** START **

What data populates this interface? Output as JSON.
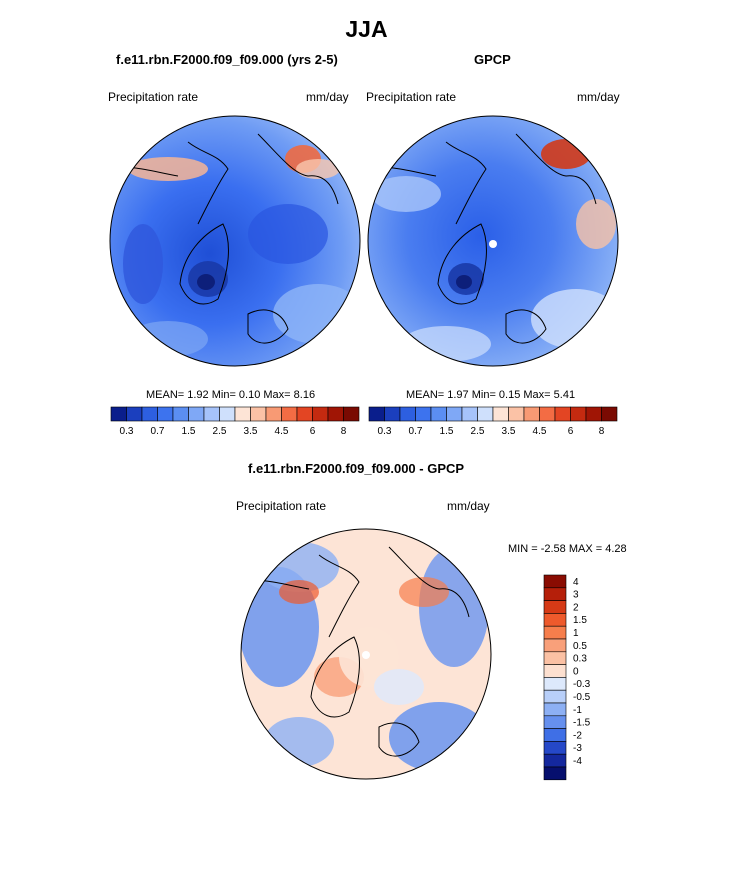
{
  "page": {
    "title": "JJA"
  },
  "panels": [
    {
      "title": "f.e11.rbn.F2000.f09_f09.000 (yrs 2-5)",
      "left_label": "Precipitation rate",
      "right_label": "mm/day",
      "stats": "MEAN=   1.92  Min=   0.10  Max=   8.16"
    },
    {
      "title": "GPCP",
      "left_label": "Precipitation rate",
      "right_label": "mm/day",
      "stats": "MEAN=   1.97  Min=   0.15  Max=   5.41"
    },
    {
      "title": "f.e11.rbn.F2000.f09_f09.000 - GPCP",
      "left_label": "Precipitation rate",
      "right_label": "mm/day",
      "stats": "MIN =  -2.58 MAX =   4.28"
    }
  ],
  "chart_data": [
    {
      "type": "heatmap",
      "projection": "north-polar-stereographic",
      "title": "f.e11.rbn.F2000.f09_f09.000 (yrs 2-5)",
      "variable": "Precipitation rate",
      "units": "mm/day",
      "mean": 1.92,
      "min": 0.1,
      "max": 8.16,
      "colorbar_ticks": [
        "0.3",
        "0.7",
        "1.5",
        "2.5",
        "3.5",
        "4.5",
        "6",
        "8"
      ],
      "colorbar_colors": [
        "#0a1e8c",
        "#1b3fbe",
        "#2d5fe0",
        "#3d73ee",
        "#5b8ef2",
        "#7fa8f6",
        "#a6c3fa",
        "#cfe0fc",
        "#fde4d6",
        "#fbc2a6",
        "#f89a74",
        "#f36c44",
        "#e34523",
        "#c42a10",
        "#a01505",
        "#7a0a02"
      ]
    },
    {
      "type": "heatmap",
      "projection": "north-polar-stereographic",
      "title": "GPCP",
      "variable": "Precipitation rate",
      "units": "mm/day",
      "mean": 1.97,
      "min": 0.15,
      "max": 5.41,
      "colorbar_ticks": [
        "0.3",
        "0.7",
        "1.5",
        "2.5",
        "3.5",
        "4.5",
        "6",
        "8"
      ],
      "colorbar_colors": [
        "#0a1e8c",
        "#1b3fbe",
        "#2d5fe0",
        "#3d73ee",
        "#5b8ef2",
        "#7fa8f6",
        "#a6c3fa",
        "#cfe0fc",
        "#fde4d6",
        "#fbc2a6",
        "#f89a74",
        "#f36c44",
        "#e34523",
        "#c42a10",
        "#a01505",
        "#7a0a02"
      ]
    },
    {
      "type": "heatmap",
      "projection": "north-polar-stereographic",
      "title": "f.e11.rbn.F2000.f09_f09.000 - GPCP",
      "variable": "Precipitation rate",
      "units": "mm/day",
      "min": -2.58,
      "max": 4.28,
      "colorbar_ticks": [
        "4",
        "3",
        "2",
        "1.5",
        "1",
        "0.5",
        "0.3",
        "0",
        "-0.3",
        "-0.5",
        "-1",
        "-1.5",
        "-2",
        "-3",
        "-4"
      ],
      "colorbar_colors": [
        "#8a0c02",
        "#b51f0a",
        "#d63a16",
        "#ee5a2c",
        "#f67e4c",
        "#f9a07a",
        "#fbc1a4",
        "#fde0d0",
        "#dde9fc",
        "#b8cff9",
        "#8db0f4",
        "#6690ee",
        "#3f6fe6",
        "#2548c8",
        "#14289e",
        "#060f6e"
      ]
    }
  ]
}
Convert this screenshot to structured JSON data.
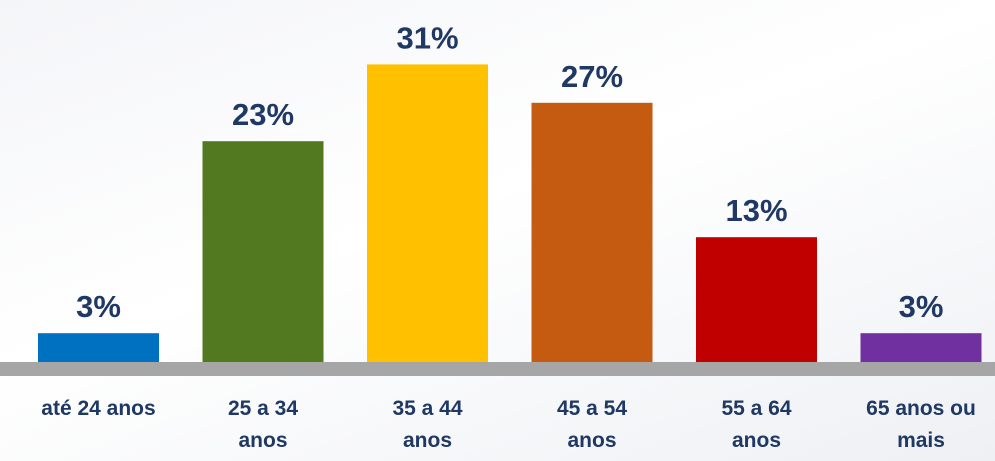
{
  "chart_data": {
    "type": "bar",
    "categories": [
      "até 24 anos",
      "25 a 34\nanos",
      "35 a 44\nanos",
      "45 a 54\nanos",
      "55 a 64\nanos",
      "65 anos ou\nmais"
    ],
    "values": [
      3,
      23,
      31,
      27,
      13,
      3
    ],
    "value_labels": [
      "3%",
      "23%",
      "31%",
      "27%",
      "13%",
      "3%"
    ],
    "colors": [
      "#0070c0",
      "#52791f",
      "#ffc000",
      "#c55a11",
      "#c00000",
      "#7030a0"
    ]
  }
}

** END **

What needs to be done: Set down every record once more, word for word, without pictures.

Expected answer:
What data populates this interface? Output as JSON.
{
  "page": {
    "title": "JJA"
  },
  "panels": [
    {
      "title": "f.e11.rbn.F2000.f09_f09.000 (yrs 2-5)",
      "left_label": "Precipitation rate",
      "right_label": "mm/day",
      "stats": "MEAN=   1.92  Min=   0.10  Max=   8.16"
    },
    {
      "title": "GPCP",
      "left_label": "Precipitation rate",
      "right_label": "mm/day",
      "stats": "MEAN=   1.97  Min=   0.15  Max=   5.41"
    },
    {
      "title": "f.e11.rbn.F2000.f09_f09.000 - GPCP",
      "left_label": "Precipitation rate",
      "right_label": "mm/day",
      "stats": "MIN =  -2.58 MAX =   4.28"
    }
  ],
  "chart_data": [
    {
      "type": "heatmap",
      "projection": "north-polar-stereographic",
      "title": "f.e11.rbn.F2000.f09_f09.000 (yrs 2-5)",
      "variable": "Precipitation rate",
      "units": "mm/day",
      "mean": 1.92,
      "min": 0.1,
      "max": 8.16,
      "colorbar_ticks": [
        "0.3",
        "0.7",
        "1.5",
        "2.5",
        "3.5",
        "4.5",
        "6",
        "8"
      ],
      "colorbar_colors": [
        "#0a1e8c",
        "#1b3fbe",
        "#2d5fe0",
        "#3d73ee",
        "#5b8ef2",
        "#7fa8f6",
        "#a6c3fa",
        "#cfe0fc",
        "#fde4d6",
        "#fbc2a6",
        "#f89a74",
        "#f36c44",
        "#e34523",
        "#c42a10",
        "#a01505",
        "#7a0a02"
      ]
    },
    {
      "type": "heatmap",
      "projection": "north-polar-stereographic",
      "title": "GPCP",
      "variable": "Precipitation rate",
      "units": "mm/day",
      "mean": 1.97,
      "min": 0.15,
      "max": 5.41,
      "colorbar_ticks": [
        "0.3",
        "0.7",
        "1.5",
        "2.5",
        "3.5",
        "4.5",
        "6",
        "8"
      ],
      "colorbar_colors": [
        "#0a1e8c",
        "#1b3fbe",
        "#2d5fe0",
        "#3d73ee",
        "#5b8ef2",
        "#7fa8f6",
        "#a6c3fa",
        "#cfe0fc",
        "#fde4d6",
        "#fbc2a6",
        "#f89a74",
        "#f36c44",
        "#e34523",
        "#c42a10",
        "#a01505",
        "#7a0a02"
      ]
    },
    {
      "type": "heatmap",
      "projection": "north-polar-stereographic",
      "title": "f.e11.rbn.F2000.f09_f09.000 - GPCP",
      "variable": "Precipitation rate",
      "units": "mm/day",
      "min": -2.58,
      "max": 4.28,
      "colorbar_ticks": [
        "4",
        "3",
        "2",
        "1.5",
        "1",
        "0.5",
        "0.3",
        "0",
        "-0.3",
        "-0.5",
        "-1",
        "-1.5",
        "-2",
        "-3",
        "-4"
      ],
      "colorbar_colors": [
        "#8a0c02",
        "#b51f0a",
        "#d63a16",
        "#ee5a2c",
        "#f67e4c",
        "#f9a07a",
        "#fbc1a4",
        "#fde0d0",
        "#dde9fc",
        "#b8cff9",
        "#8db0f4",
        "#6690ee",
        "#3f6fe6",
        "#2548c8",
        "#14289e",
        "#060f6e"
      ]
    }
  ]
}
Convert this screenshot to structured JSON data.
{
  "chart_data": {
    "type": "bar",
    "categories": [
      "até 24 anos",
      "25 a 34\nanos",
      "35 a 44\nanos",
      "45 a 54\nanos",
      "55 a 64\nanos",
      "65 anos ou\nmais"
    ],
    "values": [
      3,
      23,
      31,
      27,
      13,
      3
    ],
    "value_labels": [
      "3%",
      "23%",
      "31%",
      "27%",
      "13%",
      "3%"
    ],
    "colors": [
      "#0070c0",
      "#52791f",
      "#ffc000",
      "#c55a11",
      "#c00000",
      "#7030a0"
    ]
  }
}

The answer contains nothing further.